<<<<

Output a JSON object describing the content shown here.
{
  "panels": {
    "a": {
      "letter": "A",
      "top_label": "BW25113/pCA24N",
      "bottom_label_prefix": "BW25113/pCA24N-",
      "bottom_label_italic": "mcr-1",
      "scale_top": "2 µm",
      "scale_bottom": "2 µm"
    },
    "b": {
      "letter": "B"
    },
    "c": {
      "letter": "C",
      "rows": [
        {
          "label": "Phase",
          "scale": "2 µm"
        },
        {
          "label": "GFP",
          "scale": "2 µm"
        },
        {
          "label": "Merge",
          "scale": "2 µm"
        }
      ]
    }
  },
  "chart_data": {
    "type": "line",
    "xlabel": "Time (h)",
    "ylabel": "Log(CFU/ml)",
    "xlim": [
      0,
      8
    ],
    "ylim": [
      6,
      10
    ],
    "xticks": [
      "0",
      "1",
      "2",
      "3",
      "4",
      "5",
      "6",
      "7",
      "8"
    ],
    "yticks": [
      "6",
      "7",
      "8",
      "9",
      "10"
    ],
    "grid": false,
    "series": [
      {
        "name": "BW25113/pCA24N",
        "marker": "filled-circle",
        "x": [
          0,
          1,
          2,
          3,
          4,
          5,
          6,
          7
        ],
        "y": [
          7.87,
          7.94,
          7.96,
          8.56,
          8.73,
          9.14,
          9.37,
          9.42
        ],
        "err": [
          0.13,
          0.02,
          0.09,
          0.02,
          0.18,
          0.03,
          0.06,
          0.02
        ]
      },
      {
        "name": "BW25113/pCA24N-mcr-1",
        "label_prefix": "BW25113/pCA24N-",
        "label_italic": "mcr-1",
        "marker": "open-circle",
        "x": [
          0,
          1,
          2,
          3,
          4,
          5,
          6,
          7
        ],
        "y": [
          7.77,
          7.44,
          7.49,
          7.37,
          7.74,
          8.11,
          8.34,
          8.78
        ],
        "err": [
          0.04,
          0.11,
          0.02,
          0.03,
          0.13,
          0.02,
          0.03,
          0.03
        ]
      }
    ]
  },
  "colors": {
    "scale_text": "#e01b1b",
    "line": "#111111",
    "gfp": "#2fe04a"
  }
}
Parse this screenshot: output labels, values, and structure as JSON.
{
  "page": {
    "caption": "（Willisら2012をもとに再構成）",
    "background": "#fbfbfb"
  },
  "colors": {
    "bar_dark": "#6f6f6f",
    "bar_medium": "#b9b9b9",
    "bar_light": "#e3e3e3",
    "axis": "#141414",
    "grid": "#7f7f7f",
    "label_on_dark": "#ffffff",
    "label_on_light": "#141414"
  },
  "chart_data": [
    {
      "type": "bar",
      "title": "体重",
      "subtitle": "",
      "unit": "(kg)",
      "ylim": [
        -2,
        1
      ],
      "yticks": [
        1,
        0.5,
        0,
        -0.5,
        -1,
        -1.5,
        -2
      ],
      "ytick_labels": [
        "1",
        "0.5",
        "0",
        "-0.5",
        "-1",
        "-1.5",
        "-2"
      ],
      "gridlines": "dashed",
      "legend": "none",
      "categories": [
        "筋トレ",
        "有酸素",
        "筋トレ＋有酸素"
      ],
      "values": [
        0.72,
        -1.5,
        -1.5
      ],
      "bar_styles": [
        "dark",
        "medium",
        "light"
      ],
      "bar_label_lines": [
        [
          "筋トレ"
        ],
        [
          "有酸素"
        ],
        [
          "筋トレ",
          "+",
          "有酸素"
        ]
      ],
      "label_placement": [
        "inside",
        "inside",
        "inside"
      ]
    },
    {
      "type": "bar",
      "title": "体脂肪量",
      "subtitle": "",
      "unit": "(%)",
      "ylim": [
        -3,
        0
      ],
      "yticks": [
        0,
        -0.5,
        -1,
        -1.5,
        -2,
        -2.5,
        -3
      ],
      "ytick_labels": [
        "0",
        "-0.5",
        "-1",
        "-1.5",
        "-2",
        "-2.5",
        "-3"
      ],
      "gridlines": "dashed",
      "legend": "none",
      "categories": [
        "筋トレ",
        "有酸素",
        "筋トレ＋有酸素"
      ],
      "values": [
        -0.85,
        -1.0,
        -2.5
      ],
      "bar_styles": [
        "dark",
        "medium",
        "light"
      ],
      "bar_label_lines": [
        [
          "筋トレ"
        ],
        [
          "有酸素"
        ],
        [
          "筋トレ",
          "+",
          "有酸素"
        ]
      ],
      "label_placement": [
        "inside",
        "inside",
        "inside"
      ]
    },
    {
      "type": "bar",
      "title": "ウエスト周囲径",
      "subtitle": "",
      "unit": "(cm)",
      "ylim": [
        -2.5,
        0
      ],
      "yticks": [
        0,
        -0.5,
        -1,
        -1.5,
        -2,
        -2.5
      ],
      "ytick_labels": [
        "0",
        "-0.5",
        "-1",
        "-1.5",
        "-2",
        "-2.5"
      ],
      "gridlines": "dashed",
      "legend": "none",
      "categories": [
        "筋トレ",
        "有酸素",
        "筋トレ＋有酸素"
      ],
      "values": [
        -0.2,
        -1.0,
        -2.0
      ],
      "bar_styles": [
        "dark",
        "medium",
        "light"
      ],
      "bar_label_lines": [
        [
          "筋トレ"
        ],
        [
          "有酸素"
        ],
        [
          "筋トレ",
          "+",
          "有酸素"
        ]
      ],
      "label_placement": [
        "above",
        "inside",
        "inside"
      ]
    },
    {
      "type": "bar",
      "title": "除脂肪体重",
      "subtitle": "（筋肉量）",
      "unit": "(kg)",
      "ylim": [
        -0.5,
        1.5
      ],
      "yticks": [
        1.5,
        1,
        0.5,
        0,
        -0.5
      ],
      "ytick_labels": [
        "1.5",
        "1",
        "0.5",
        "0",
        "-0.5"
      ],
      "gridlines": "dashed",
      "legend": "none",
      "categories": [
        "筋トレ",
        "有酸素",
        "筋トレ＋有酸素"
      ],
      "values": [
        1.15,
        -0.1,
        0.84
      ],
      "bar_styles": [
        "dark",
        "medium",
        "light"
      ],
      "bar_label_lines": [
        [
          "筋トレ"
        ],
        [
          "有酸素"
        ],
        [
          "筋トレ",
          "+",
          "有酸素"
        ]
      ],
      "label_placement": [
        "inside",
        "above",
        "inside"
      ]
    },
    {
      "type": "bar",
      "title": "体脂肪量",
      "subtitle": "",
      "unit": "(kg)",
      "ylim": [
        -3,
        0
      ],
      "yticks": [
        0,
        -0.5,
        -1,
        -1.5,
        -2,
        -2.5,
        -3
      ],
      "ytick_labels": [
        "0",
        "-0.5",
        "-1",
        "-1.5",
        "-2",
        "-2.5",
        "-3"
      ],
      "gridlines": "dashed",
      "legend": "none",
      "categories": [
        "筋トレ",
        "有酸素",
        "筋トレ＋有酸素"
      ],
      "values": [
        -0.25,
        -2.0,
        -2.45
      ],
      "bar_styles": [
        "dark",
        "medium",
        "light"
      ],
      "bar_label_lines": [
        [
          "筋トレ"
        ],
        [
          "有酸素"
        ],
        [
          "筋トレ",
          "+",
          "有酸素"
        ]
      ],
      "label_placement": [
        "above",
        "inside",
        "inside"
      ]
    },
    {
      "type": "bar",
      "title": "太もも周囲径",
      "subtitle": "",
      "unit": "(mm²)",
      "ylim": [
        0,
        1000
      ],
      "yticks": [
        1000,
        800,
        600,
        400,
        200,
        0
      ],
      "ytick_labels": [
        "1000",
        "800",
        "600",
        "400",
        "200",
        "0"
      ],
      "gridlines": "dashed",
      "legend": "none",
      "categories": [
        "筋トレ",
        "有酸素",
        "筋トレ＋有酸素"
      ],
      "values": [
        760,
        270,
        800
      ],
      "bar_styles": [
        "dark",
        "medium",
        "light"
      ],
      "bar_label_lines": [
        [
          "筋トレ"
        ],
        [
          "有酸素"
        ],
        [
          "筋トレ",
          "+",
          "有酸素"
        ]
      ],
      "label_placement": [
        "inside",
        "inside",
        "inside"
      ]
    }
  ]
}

>>>>

**Short exercise**
From the data, list each line in which the string "JSON" appears.

**Output of the task**
Output a JSON object describing the content shown here.
Parse this screenshot: output labels, values, and structure as JSON.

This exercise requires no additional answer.